• [REQUIRED WORK]
a) Translate this sentence from the article on short message length into Spanish: "The process of text entry in this way is slow, and the number of letters is relatively small."
b) Pick up the article on short message length after its last sentence and keep writing it.

Anatomy of a Short Message
The short message is 160 characters long. Sometimes it is 140, or less. Why?
It is very well known fact, that a Short Message (SMS) should contain somewhere around 140 to 160 characters. Some devices or phones insist on 160, some on less. Twitter (whose origins are also closely related to short messages), for example has a limit of 140 symbols. Speakers of languages not based on Latin script will say this number is even less. Why this ambiguity and why exactly these numbers? And are these numbers correct at all?
First, let's start with the history. SMS dates back to the time when primary function of the phone was speech calling. There were no keyboards, no touch screens, and the only way of input was to use numeric keypads by assigning several alphabet letters to each key and letting select required letter by repeated pressing of the same key. The process of text entry in this way is slow, and the number of letters is relatively small. SMS was initially a part of GSM networks only, which were deployed in European countries, so it was deemed sufficient that it can serve a limited set of Latin alphabet, numbers, and some special characters. Taking parallels to ASCII, which is able to accommodate most needs of Latin-based writing system in a 7-bit encoding space, the encoding scheme for SMS also was comprised of 7-bits, and they mostly covered same characters as ASCII, with some exceptions. For example, control characters found in ASCII range 0x00 ... 0x20 was replaced by some characters found in European languages outside ASCII range (Greek, Nordic, Spanish etc).
Not going into technical details, the resulting protocol allowed to transmit 160 characters of text, having 7-bit encoding. Thus, total space allocated for user data, is 160 x 7 = 1120 bits. That limit for SMS stands today and any further developments and variations always play from here.
With the spread of popularity of SMS, it became clear that there are several problems: 1) there are many languages which are unable to use it because of lack of support and 2) the 160 character limit is too small.
1. Language support
The solution of first problem seems easy at the first glance, but comes at the cost: let's use this 1120 bit space and represent each character with 8 bits. That essentially allows to represent any Latin alphabet character, including those found in Nordic, Spanish and other languages. The available size, is reduced, respectively to: 1120 / 8 = 140 characters exactly. That still is far from covering all languages. Russian, Chinese, Arabic, etc still are not covered. By using same method, and encoding test with UCS-2 (which is 16-bit encoder), it is now possible to cover most of the popular languages of the world. This is the most widely used standard when typing non-ASCII and/or non-Latin messages. The cost of that: message size is reduced further to 1120 / 16 = 70 characters only.

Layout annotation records
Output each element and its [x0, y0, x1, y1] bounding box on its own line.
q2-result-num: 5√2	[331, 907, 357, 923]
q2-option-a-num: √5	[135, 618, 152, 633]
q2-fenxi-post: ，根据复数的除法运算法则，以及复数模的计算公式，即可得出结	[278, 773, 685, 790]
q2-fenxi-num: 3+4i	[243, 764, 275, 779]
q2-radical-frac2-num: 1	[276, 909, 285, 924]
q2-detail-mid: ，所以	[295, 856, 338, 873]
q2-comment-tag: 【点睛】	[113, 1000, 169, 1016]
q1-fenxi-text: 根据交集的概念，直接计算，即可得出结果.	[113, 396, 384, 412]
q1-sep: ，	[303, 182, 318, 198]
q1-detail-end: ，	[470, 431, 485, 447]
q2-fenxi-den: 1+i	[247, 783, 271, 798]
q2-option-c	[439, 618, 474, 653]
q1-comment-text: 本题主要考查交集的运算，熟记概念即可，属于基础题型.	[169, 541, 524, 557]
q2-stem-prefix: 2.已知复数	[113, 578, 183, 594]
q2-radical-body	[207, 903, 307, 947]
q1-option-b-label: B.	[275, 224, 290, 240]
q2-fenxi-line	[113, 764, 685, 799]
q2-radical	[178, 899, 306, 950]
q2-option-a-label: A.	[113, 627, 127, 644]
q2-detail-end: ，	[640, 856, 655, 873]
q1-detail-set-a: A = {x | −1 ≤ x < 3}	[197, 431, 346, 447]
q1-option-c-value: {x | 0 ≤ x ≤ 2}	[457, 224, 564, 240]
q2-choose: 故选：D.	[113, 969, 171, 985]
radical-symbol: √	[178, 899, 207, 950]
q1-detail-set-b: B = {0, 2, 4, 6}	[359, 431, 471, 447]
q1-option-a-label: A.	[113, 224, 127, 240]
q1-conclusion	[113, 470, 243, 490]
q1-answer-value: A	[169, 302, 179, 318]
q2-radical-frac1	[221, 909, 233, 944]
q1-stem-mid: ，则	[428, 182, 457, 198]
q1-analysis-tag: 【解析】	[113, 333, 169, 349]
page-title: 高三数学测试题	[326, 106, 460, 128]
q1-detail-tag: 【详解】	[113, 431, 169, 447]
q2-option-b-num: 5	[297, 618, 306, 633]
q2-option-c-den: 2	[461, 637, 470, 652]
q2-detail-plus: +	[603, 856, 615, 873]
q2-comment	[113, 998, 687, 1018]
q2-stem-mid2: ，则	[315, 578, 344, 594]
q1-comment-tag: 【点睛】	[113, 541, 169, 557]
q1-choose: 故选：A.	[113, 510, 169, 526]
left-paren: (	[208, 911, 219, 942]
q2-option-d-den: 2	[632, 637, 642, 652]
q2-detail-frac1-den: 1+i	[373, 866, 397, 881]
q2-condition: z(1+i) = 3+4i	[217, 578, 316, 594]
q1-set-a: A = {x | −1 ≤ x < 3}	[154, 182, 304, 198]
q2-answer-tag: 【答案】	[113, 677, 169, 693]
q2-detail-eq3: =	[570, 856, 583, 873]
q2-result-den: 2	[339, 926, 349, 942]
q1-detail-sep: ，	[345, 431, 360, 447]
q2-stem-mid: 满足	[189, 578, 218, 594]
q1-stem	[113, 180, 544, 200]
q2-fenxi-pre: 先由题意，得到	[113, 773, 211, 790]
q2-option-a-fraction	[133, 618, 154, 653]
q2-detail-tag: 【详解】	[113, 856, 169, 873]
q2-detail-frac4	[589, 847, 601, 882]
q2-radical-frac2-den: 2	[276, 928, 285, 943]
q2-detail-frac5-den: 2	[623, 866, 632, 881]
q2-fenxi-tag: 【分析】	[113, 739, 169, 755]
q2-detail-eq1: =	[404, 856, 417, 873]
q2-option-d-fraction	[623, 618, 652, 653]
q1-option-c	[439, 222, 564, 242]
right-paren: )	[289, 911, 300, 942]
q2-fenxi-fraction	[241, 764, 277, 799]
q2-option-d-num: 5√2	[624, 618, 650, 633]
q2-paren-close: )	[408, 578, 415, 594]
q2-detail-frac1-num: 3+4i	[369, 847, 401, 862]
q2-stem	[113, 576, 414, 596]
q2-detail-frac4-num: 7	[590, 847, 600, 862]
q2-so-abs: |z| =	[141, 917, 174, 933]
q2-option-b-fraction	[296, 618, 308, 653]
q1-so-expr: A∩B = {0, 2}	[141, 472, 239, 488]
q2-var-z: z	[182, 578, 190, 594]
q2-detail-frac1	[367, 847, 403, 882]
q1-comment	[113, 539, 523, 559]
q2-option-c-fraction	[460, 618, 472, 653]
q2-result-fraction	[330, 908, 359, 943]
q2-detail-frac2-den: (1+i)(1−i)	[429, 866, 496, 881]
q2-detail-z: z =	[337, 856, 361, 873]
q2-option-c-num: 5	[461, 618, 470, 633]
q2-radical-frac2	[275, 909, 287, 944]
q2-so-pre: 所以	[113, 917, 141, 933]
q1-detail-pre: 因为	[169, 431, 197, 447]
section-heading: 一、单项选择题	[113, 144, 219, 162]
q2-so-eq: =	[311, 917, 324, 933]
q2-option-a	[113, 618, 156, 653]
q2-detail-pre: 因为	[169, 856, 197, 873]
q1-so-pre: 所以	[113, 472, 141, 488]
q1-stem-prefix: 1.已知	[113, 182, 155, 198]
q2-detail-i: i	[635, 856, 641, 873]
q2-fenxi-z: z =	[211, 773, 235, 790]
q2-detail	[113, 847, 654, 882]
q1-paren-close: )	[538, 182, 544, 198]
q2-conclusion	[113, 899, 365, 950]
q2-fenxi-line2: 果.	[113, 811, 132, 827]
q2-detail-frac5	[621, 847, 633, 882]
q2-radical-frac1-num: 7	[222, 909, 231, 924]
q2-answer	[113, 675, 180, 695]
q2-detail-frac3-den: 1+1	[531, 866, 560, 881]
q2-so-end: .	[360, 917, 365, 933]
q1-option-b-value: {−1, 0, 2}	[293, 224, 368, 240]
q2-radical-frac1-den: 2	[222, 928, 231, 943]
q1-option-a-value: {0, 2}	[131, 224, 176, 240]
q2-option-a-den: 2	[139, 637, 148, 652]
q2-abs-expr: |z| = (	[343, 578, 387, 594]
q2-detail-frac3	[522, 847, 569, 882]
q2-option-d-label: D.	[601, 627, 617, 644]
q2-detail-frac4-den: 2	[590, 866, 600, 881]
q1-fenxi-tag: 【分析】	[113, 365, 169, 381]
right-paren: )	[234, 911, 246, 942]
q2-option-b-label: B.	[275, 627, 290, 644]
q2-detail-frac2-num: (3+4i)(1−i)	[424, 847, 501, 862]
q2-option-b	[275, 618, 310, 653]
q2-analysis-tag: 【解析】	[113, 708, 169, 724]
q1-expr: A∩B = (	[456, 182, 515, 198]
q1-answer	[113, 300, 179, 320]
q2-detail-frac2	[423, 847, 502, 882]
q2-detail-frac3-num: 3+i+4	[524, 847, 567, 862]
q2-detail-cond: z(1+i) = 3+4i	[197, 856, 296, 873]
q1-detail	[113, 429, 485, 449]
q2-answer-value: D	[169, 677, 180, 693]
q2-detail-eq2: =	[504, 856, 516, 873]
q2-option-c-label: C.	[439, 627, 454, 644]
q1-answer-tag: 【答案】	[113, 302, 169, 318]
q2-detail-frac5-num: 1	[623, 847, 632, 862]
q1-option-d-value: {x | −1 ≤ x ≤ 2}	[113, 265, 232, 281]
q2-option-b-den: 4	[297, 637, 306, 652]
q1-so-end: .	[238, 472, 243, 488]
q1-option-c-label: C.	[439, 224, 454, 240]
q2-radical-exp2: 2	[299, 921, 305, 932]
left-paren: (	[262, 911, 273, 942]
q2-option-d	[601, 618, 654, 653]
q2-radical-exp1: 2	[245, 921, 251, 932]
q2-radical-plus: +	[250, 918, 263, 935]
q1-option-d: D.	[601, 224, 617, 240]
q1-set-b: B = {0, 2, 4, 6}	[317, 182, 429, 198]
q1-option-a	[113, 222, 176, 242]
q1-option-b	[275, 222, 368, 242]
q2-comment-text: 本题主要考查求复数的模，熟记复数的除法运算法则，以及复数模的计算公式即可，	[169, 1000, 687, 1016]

• [RESPONSES BY TASK]
a) El proceso de introducir texto de esta manera es lento, y el número de letras es relativamente pequeño.

b)
2. Longer messages
Now it becomes evident that there must be a way to send longer messages. Even 160 characters was not much, but for some languages 70 is absolutely insufficient. What about if we seamlessly split longer messages behind the scenes, transmit in separate parts, and concatenate at the receiving side. This way does not require modifications of transmission infrastructure, which does not change so frequently as user handsets and also cost much more to upgrade or replace. Implementation seems obvious, except for the fact that there is no field or indicator in the message itself which can signal that a given message is part of multi-part message and should be reassembled when received. The way to solve it, was to "eat" a small part from the beginning of message itself, and use it as a special header which would describe what kind of message it is. It is called User Data Header (UDH) , and apart from telling the receiver side that this is part X of multipart message, it has some more functions, which we will not touch here. The resulting approach, reduces the length of each part of concatenated message by at least some 48 bits, so the resulting message lengths per part are following:
For 7-bit encoded message: 160 for complete message, 153 for a part of multipart message ( 7 x 7 = 49 bits less )
For 8-bit encoded message: 140 for complete message, 134 for a part of multipart message ( 6 x 8 = 48 bits less )
For 16-bit encoded message: 70 for complete message, 67 for a part of multipart message ( 3 x 16 = 48 bits less )
Technically it solves the problem of sending messages of arbitrary length in almost any language of the world. The infrastructure does not change, it can be transparent to the content. In most cases that is the case, as we see that most mobile operators charge by message parts, regardless of how many actual characters are send through.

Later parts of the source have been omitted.